** Opening EXERCISE DATA block **

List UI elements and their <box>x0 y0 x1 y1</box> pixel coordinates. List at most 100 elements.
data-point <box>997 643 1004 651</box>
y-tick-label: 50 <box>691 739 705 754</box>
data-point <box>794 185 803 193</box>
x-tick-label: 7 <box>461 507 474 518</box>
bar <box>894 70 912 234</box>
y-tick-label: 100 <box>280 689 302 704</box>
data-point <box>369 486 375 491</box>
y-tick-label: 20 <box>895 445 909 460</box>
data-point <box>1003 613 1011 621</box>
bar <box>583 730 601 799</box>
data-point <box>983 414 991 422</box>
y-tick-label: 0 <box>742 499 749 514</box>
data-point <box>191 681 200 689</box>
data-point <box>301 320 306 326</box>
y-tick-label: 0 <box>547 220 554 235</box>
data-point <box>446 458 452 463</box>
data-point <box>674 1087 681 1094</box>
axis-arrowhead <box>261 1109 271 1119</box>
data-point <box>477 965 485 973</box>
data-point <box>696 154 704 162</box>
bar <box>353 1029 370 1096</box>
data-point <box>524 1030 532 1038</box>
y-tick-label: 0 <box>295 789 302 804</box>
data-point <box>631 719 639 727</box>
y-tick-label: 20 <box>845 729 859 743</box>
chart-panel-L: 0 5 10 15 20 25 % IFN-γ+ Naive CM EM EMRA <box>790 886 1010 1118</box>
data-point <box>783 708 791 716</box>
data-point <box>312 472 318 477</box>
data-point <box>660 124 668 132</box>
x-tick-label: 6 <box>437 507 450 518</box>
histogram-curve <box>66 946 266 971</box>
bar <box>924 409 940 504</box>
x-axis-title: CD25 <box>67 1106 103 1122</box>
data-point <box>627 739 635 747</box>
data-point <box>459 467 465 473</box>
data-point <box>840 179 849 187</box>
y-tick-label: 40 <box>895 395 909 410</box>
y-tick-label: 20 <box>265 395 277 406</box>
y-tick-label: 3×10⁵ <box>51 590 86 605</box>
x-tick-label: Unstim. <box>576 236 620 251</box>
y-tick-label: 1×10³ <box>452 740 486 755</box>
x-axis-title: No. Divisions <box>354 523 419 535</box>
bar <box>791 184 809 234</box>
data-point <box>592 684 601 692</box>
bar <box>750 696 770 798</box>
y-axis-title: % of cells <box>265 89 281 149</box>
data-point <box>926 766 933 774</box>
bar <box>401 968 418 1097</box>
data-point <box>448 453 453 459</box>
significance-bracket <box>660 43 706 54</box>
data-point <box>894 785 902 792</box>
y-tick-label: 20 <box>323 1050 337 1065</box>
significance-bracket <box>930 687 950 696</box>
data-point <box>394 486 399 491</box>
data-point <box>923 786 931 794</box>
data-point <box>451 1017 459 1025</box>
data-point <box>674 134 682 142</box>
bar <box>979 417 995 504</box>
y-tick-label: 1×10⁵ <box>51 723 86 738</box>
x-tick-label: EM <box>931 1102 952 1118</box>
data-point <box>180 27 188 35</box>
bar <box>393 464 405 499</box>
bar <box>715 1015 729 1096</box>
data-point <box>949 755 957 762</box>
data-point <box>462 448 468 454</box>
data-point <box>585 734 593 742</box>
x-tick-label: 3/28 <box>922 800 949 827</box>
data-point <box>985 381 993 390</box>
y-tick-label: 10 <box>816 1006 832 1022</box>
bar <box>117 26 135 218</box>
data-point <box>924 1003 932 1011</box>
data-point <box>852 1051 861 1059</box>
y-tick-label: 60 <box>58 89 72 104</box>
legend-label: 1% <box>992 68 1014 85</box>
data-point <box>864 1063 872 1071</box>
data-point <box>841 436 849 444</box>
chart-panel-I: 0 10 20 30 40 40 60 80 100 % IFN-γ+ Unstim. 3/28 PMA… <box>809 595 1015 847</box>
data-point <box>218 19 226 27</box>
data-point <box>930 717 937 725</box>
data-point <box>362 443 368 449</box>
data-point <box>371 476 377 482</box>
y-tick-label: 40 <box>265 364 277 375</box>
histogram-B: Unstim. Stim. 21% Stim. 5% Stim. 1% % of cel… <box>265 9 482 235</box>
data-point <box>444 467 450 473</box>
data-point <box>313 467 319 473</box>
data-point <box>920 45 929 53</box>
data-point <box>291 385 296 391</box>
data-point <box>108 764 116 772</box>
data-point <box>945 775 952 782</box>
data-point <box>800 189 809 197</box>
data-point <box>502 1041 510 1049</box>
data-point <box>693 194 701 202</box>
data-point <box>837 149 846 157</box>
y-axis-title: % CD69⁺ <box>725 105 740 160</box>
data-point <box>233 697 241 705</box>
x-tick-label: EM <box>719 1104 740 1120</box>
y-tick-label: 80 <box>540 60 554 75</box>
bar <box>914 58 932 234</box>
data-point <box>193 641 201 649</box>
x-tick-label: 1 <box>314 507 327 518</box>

** Closing EXERCISE DATA block **

#### WHAT YOU NEED TO DO:
Transcribe the data word for word.

#### EXERCISE OUTPUT:
List UI elements and their <box>x0 y0 x1 y1</box> pixel coordinates. List at most 100 elements.
data-point <box>997 643 1004 651</box>
y-tick-label: 50 <box>691 739 705 754</box>
data-point <box>794 185 803 193</box>
x-tick-label: 7 <box>461 507 474 518</box>
bar <box>894 70 912 234</box>
y-tick-label: 100 <box>280 689 302 704</box>
data-point <box>369 486 375 491</box>
y-tick-label: 20 <box>895 445 909 460</box>
data-point <box>1003 613 1011 621</box>
bar <box>583 730 601 799</box>
data-point <box>983 414 991 422</box>
y-tick-label: 0 <box>742 499 749 514</box>
data-point <box>191 681 200 689</box>
data-point <box>301 320 306 326</box>
y-tick-label: 0 <box>547 220 554 235</box>
data-point <box>446 458 452 463</box>
data-point <box>674 1087 681 1094</box>
axis-arrowhead <box>261 1109 271 1119</box>
data-point <box>477 965 485 973</box>
data-point <box>696 154 704 162</box>
bar <box>353 1029 370 1096</box>
data-point <box>524 1030 532 1038</box>
y-tick-label: 0 <box>295 789 302 804</box>
data-point <box>631 719 639 727</box>
y-tick-label: 20 <box>845 729 859 743</box>
chart-panel-L: 0 5 10 15 20 25 % IFN-γ+ Naive CM EM EMRA <box>790 886 1010 1118</box>
data-point <box>783 708 791 716</box>
data-point <box>312 472 318 477</box>
data-point <box>660 124 668 132</box>
x-tick-label: 6 <box>437 507 450 518</box>
histogram-curve <box>66 946 266 971</box>
bar <box>924 409 940 504</box>
x-axis-title: CD25 <box>67 1106 103 1122</box>
data-point <box>627 739 635 747</box>
data-point <box>459 467 465 473</box>
data-point <box>840 179 849 187</box>
y-tick-label: 40 <box>895 395 909 410</box>
y-tick-label: 20 <box>265 395 277 406</box>
y-tick-label: 3×10⁵ <box>51 590 86 605</box>
x-tick-label: Unstim. <box>576 236 620 251</box>
y-tick-label: 1×10³ <box>452 740 486 755</box>
x-axis-title: No. Divisions <box>354 523 419 535</box>
bar <box>791 184 809 234</box>
data-point <box>592 684 601 692</box>
bar <box>750 696 770 798</box>
y-axis-title: % of cells <box>265 89 281 149</box>
data-point <box>926 766 933 774</box>
bar <box>401 968 418 1097</box>
data-point <box>448 453 453 459</box>
significance-bracket <box>660 43 706 54</box>
data-point <box>894 785 902 792</box>
y-tick-label: 20 <box>323 1050 337 1065</box>
significance-bracket <box>930 687 950 696</box>
data-point <box>394 486 399 491</box>
data-point <box>923 786 931 794</box>
data-point <box>451 1017 459 1025</box>
data-point <box>674 134 682 142</box>
bar <box>979 417 995 504</box>
y-tick-label: 1×10⁵ <box>51 723 86 738</box>
x-tick-label: EM <box>931 1102 952 1118</box>
data-point <box>180 27 188 35</box>
bar <box>393 464 405 499</box>
bar <box>715 1015 729 1096</box>
data-point <box>949 755 957 762</box>
data-point <box>462 448 468 454</box>
data-point <box>585 734 593 742</box>
x-tick-label: 3/28 <box>922 800 949 827</box>
data-point <box>985 381 993 390</box>
y-tick-label: 10 <box>816 1006 832 1022</box>
bar <box>117 26 135 218</box>
data-point <box>924 1003 932 1011</box>
data-point <box>852 1051 861 1059</box>
y-tick-label: 60 <box>58 89 72 104</box>
legend-label: 1% <box>992 68 1014 85</box>
data-point <box>864 1063 872 1071</box>
data-point <box>841 436 849 444</box>
chart-panel-I: 0 10 20 30 40 40 60 80 100 % IFN-γ+ Unstim. 3/28 PMA… <box>809 595 1015 847</box>
data-point <box>218 19 226 27</box>
data-point <box>930 717 937 725</box>
data-point <box>362 443 368 449</box>
data-point <box>371 476 377 482</box>
y-tick-label: 40 <box>265 364 277 375</box>
histogram-B: Unstim. Stim. 21% Stim. 5% Stim. 1% % of cel… <box>265 9 482 235</box>
data-point <box>444 467 450 473</box>
data-point <box>313 467 319 473</box>
data-point <box>920 45 929 53</box>
data-point <box>291 385 296 391</box>
data-point <box>108 764 116 772</box>
data-point <box>945 775 952 782</box>
data-point <box>800 189 809 197</box>
data-point <box>502 1041 510 1049</box>
data-point <box>693 194 701 202</box>
data-point <box>837 149 846 157</box>
y-axis-title: % CD69⁺ <box>725 105 740 160</box>
data-point <box>233 697 241 705</box>
x-tick-label: EM <box>719 1104 740 1120</box>
y-tick-label: 80 <box>540 60 554 75</box>
bar <box>914 58 932 234</box>
data-point <box>193 641 201 649</box>
x-tick-label: 1 <box>314 507 327 518</box>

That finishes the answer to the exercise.